(Dataset rows)
════════════════════
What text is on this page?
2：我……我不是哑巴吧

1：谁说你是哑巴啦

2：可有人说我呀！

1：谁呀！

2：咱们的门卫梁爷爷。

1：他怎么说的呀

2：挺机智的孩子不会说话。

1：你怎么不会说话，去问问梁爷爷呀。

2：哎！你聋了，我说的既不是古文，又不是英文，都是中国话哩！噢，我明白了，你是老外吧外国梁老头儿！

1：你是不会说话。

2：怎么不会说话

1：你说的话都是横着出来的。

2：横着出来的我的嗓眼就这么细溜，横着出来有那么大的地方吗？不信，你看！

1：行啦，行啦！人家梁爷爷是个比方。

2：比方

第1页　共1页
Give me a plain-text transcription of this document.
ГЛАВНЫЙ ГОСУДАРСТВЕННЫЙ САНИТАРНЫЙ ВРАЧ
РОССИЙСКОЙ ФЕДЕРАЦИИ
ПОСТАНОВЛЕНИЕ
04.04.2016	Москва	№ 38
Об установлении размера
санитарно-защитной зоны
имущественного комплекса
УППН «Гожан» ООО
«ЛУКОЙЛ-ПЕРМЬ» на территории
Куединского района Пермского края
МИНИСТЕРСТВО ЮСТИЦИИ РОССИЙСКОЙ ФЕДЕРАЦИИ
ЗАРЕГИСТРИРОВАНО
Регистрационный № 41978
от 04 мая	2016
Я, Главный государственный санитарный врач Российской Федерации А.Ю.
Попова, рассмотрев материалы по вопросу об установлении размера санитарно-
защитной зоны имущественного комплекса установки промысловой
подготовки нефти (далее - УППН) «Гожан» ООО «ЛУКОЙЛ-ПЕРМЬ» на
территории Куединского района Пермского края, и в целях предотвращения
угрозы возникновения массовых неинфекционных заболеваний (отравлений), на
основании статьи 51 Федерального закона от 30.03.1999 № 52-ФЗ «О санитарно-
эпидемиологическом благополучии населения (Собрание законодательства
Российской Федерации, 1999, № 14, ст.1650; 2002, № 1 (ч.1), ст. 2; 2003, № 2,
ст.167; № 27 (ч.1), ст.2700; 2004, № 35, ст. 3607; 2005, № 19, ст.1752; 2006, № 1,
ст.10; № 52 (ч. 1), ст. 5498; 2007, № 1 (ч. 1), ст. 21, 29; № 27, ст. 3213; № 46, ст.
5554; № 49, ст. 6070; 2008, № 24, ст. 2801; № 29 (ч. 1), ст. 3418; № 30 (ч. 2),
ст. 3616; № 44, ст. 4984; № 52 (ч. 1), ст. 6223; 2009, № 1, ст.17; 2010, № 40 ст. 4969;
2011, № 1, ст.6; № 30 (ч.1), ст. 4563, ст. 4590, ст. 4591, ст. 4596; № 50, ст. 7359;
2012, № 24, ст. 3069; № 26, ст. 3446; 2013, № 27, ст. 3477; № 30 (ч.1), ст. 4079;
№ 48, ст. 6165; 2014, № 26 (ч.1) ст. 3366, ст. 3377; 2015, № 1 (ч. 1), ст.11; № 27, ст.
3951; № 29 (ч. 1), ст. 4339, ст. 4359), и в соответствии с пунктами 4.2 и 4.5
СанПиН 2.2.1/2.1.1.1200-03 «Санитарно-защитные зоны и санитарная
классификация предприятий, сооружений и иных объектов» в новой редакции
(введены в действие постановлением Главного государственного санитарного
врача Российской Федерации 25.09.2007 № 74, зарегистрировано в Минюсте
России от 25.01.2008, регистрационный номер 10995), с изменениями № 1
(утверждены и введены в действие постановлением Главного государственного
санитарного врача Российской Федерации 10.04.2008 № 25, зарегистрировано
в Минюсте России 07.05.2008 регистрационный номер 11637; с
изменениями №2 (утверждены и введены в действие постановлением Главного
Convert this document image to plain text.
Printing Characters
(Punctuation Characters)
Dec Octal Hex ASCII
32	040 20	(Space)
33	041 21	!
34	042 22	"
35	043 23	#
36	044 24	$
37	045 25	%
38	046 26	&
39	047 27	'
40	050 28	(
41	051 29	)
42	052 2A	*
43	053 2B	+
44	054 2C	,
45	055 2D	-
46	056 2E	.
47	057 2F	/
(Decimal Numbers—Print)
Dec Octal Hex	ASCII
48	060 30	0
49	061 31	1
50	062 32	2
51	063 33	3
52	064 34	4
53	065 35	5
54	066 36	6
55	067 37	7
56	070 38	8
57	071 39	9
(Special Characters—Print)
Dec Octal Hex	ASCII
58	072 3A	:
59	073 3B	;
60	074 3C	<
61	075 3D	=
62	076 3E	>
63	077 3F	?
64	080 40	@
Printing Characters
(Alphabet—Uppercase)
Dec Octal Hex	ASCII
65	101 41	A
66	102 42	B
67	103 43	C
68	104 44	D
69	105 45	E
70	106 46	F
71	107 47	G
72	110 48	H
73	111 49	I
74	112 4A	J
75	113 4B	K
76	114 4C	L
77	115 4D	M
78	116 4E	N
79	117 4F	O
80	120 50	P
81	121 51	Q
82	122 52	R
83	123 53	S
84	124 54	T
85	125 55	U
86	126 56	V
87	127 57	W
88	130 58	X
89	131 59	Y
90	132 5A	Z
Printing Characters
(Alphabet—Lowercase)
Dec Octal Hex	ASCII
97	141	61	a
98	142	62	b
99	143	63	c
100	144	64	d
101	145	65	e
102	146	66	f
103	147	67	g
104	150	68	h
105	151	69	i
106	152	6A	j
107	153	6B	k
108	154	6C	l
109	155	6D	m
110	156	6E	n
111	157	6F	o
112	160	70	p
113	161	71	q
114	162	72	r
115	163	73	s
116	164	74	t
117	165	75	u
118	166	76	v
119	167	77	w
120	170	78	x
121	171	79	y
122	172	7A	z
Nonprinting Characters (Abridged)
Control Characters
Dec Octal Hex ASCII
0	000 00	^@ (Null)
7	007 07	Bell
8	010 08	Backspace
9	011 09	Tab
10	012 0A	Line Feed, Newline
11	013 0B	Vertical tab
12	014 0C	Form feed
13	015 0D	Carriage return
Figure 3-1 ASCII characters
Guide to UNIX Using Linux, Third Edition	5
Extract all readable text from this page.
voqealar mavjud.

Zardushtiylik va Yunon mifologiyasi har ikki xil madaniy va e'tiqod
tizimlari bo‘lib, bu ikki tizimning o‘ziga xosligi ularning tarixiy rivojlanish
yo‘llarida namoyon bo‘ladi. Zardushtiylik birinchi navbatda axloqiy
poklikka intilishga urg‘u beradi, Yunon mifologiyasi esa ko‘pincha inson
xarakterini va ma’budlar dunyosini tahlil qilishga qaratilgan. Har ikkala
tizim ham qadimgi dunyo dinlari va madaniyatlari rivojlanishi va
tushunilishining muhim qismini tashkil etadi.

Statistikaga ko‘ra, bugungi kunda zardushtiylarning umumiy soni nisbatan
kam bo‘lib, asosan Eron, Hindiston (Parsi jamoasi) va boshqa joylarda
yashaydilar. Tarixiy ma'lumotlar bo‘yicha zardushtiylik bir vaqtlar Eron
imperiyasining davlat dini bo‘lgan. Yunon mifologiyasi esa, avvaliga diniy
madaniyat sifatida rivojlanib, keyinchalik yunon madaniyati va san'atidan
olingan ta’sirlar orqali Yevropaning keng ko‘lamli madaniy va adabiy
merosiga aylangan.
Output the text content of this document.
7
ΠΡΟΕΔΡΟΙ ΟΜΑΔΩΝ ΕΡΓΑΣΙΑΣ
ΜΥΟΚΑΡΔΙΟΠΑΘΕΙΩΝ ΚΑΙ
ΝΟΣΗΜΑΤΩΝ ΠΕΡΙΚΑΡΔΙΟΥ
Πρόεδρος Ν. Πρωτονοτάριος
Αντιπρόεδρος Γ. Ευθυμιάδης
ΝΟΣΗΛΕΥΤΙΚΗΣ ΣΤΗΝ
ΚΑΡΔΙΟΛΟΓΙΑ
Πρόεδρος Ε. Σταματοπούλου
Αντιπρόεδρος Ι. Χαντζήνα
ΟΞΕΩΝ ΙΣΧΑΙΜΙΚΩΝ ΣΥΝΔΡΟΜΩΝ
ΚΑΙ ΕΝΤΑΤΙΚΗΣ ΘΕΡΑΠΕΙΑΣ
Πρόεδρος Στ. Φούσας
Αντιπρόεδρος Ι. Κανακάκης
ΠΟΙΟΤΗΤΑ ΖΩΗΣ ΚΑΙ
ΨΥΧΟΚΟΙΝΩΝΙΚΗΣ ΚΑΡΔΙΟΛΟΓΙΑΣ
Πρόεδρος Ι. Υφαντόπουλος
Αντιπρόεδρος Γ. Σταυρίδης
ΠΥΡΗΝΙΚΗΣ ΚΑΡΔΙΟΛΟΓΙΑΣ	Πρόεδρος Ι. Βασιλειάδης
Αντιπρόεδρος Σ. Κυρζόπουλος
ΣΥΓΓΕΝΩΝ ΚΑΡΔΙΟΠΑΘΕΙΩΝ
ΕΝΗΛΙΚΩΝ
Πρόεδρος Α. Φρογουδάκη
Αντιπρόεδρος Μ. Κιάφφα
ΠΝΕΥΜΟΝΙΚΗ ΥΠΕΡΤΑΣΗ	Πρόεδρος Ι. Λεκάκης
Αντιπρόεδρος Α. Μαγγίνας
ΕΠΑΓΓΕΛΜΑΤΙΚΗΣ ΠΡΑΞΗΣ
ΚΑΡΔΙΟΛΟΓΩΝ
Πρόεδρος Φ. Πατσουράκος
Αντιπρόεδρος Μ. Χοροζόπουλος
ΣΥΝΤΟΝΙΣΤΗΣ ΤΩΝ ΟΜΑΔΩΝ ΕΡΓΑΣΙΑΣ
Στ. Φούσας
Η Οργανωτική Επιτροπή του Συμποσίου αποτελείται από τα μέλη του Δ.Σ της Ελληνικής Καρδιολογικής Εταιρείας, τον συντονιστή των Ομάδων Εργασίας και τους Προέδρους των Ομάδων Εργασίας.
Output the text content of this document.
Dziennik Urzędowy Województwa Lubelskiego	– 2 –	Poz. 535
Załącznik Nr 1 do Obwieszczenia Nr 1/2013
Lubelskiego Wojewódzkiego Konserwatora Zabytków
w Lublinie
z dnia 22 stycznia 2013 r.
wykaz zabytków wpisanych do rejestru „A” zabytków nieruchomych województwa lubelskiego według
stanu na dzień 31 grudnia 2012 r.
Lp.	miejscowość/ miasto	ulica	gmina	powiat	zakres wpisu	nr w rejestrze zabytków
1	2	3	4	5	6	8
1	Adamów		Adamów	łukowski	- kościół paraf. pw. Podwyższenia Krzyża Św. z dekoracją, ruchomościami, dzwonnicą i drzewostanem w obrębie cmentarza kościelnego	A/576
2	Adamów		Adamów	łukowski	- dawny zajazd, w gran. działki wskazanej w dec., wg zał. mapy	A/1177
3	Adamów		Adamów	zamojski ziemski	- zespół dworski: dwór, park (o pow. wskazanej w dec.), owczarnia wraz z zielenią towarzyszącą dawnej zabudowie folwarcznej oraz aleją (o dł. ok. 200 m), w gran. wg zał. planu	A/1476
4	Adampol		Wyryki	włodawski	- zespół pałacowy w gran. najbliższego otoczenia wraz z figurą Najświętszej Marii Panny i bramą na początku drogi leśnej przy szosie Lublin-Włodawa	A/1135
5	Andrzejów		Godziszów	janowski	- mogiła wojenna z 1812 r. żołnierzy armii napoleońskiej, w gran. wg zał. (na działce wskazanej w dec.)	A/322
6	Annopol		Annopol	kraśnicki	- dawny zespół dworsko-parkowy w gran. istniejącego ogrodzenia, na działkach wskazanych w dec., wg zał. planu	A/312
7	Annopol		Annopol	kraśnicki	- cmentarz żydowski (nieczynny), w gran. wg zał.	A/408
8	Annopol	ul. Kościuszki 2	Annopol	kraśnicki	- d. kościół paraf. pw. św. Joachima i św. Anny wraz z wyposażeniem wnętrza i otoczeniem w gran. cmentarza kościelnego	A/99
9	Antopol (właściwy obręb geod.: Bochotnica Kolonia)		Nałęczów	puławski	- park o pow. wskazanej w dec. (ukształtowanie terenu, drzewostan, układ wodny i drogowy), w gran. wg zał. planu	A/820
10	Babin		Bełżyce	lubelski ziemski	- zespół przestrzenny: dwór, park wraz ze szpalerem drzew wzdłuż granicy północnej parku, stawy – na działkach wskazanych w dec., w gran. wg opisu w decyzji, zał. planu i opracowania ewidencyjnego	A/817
════════════════════
THE TASK:
From the listing above, report the number of lines containing the string "России", without any accompanying remarks.

EXPECTED ANSWER:
2